== Given request ==
Copy every line of the data in which the word "JSON" occurs.

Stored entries
++++++
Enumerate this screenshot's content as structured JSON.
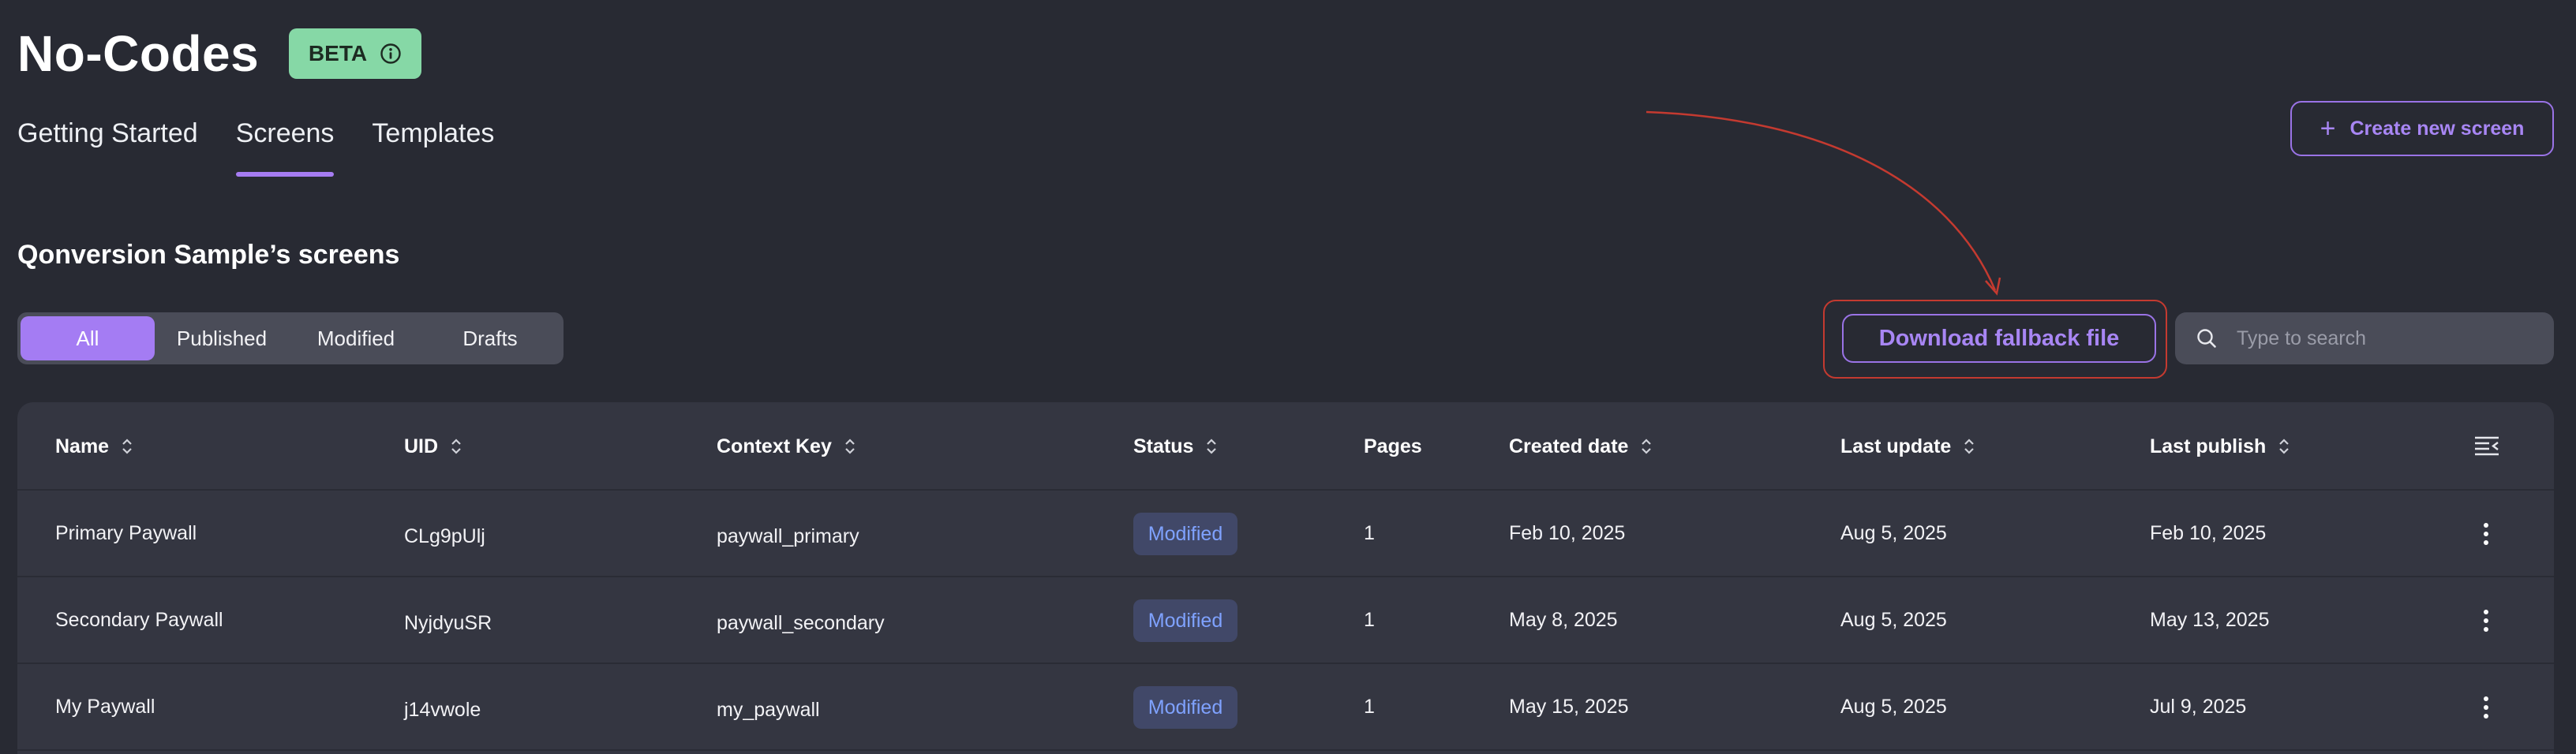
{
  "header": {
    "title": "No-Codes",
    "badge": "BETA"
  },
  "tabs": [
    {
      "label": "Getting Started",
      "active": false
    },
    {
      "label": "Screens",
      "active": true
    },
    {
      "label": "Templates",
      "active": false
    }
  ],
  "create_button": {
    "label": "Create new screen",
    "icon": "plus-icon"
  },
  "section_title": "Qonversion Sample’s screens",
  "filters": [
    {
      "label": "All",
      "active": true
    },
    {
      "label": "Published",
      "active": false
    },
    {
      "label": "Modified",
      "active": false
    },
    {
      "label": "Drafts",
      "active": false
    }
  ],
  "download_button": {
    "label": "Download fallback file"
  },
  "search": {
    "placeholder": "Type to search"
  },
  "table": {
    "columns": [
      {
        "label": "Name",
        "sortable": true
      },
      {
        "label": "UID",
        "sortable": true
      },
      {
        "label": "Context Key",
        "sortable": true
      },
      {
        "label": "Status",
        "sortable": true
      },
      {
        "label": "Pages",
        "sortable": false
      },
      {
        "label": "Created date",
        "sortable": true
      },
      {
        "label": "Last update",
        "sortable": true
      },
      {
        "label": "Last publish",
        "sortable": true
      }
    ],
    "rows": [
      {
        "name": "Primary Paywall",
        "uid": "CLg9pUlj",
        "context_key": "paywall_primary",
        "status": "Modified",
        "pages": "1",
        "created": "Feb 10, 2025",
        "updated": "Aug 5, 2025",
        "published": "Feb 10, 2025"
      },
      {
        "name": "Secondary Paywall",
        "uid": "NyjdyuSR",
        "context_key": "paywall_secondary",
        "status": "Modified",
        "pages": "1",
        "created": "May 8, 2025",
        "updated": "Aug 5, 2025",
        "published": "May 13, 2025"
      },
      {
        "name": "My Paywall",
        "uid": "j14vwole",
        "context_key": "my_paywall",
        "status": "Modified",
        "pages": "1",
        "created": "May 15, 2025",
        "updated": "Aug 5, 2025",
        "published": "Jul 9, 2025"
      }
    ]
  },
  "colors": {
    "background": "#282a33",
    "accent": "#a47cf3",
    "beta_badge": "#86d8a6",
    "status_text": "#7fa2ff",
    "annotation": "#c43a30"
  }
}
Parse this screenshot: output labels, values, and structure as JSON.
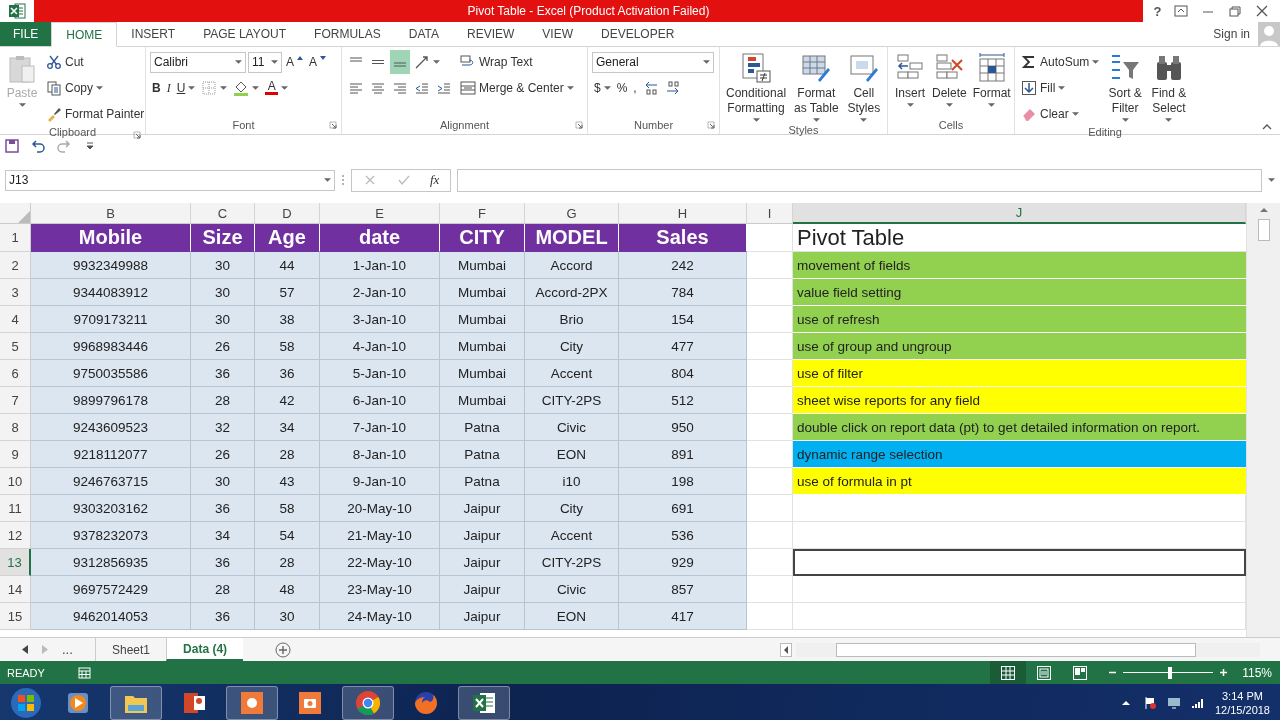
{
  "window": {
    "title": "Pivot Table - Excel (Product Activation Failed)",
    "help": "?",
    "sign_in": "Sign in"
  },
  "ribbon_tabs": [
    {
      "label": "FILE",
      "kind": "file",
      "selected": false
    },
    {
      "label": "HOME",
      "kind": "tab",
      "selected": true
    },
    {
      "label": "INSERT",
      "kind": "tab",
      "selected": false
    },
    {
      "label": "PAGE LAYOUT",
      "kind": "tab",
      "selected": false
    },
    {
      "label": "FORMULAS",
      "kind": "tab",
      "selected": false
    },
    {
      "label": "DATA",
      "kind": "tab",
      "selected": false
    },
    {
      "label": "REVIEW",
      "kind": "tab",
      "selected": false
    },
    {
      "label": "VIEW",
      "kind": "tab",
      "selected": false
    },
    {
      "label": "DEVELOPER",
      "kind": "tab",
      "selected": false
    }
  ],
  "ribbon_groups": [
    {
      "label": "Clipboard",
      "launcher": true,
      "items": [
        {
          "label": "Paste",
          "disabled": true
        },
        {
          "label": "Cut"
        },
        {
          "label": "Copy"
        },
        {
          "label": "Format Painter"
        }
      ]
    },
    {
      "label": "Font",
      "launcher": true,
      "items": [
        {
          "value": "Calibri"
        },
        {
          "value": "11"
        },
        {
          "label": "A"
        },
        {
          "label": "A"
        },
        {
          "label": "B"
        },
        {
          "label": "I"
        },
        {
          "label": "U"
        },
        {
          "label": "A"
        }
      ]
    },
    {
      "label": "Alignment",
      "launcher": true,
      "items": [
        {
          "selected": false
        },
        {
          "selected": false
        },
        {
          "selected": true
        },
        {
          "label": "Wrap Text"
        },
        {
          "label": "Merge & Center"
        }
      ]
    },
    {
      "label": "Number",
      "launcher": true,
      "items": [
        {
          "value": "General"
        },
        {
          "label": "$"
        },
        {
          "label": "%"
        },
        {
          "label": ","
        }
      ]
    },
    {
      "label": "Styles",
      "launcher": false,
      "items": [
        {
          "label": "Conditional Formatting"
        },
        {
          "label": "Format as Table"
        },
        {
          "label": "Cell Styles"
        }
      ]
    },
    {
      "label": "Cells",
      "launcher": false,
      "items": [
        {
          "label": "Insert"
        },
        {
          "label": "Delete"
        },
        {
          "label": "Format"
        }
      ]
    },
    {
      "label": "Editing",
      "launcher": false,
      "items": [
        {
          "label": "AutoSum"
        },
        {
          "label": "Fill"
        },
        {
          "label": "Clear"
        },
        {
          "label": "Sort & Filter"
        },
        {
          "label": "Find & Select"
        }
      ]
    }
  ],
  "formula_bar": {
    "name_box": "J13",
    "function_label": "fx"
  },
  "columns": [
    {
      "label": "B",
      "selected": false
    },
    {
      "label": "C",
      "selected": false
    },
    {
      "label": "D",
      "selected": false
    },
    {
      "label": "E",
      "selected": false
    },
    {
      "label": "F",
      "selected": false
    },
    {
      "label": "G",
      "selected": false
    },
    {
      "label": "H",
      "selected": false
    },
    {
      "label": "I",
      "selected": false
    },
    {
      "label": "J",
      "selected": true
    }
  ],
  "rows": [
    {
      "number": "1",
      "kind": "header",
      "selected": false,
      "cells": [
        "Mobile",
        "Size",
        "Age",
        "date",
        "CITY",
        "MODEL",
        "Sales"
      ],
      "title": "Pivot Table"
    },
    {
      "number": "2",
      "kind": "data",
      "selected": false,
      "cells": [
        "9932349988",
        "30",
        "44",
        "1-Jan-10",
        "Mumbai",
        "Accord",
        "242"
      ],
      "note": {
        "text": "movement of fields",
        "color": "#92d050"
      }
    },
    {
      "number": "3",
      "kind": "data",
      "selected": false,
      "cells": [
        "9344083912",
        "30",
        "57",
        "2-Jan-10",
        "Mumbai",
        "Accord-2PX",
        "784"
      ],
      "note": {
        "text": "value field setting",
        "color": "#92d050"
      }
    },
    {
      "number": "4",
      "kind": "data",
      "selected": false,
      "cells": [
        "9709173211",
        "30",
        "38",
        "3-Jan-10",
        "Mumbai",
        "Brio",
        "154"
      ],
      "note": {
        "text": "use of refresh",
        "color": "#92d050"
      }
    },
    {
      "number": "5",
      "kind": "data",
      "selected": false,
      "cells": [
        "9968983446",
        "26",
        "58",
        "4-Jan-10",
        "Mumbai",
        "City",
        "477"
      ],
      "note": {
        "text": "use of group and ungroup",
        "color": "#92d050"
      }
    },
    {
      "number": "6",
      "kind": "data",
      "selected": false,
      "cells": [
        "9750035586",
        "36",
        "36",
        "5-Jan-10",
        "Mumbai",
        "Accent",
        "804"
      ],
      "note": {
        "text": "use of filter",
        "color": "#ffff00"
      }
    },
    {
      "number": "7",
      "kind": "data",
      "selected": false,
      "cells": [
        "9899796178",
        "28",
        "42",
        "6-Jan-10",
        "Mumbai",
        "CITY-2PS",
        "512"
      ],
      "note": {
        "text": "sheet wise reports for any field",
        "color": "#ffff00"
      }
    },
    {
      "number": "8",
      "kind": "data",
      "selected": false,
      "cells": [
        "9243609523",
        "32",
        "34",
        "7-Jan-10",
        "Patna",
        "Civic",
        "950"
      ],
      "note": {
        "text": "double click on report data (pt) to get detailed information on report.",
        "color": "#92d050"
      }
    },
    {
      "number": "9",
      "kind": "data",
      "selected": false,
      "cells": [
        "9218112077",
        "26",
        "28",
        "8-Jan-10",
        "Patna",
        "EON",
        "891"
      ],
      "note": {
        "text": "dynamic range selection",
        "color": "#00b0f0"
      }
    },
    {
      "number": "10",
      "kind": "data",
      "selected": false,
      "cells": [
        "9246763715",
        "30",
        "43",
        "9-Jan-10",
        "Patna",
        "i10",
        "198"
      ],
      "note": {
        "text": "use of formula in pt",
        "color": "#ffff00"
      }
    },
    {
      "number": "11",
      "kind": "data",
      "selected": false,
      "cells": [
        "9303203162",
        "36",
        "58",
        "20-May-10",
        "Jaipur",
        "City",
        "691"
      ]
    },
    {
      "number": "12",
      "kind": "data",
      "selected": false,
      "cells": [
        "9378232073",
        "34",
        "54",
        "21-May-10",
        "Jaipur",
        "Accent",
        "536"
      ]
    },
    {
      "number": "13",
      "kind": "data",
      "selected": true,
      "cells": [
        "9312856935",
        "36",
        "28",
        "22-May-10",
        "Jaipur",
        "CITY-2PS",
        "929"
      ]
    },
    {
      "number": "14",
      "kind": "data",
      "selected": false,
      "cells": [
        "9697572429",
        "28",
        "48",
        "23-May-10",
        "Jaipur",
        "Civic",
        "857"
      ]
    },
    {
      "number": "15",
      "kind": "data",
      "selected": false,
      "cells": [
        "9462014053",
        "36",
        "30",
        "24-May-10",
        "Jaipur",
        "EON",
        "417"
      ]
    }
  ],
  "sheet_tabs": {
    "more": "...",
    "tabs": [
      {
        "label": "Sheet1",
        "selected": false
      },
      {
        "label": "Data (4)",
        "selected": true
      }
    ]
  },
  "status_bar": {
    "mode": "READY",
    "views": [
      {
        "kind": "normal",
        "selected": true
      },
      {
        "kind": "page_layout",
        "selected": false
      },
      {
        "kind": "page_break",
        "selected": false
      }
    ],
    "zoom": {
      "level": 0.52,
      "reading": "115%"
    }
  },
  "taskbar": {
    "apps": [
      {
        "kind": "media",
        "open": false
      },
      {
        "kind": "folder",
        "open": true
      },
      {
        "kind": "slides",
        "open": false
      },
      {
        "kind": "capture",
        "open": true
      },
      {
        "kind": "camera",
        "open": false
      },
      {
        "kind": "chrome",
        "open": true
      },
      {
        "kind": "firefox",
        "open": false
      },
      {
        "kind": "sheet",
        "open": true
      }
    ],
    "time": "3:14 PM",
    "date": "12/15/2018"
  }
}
++++++
== Exercise result ==
Enumerate this screenshot's content as structured JSON.
Parse this screenshot: output labels, values, and structure as JSON.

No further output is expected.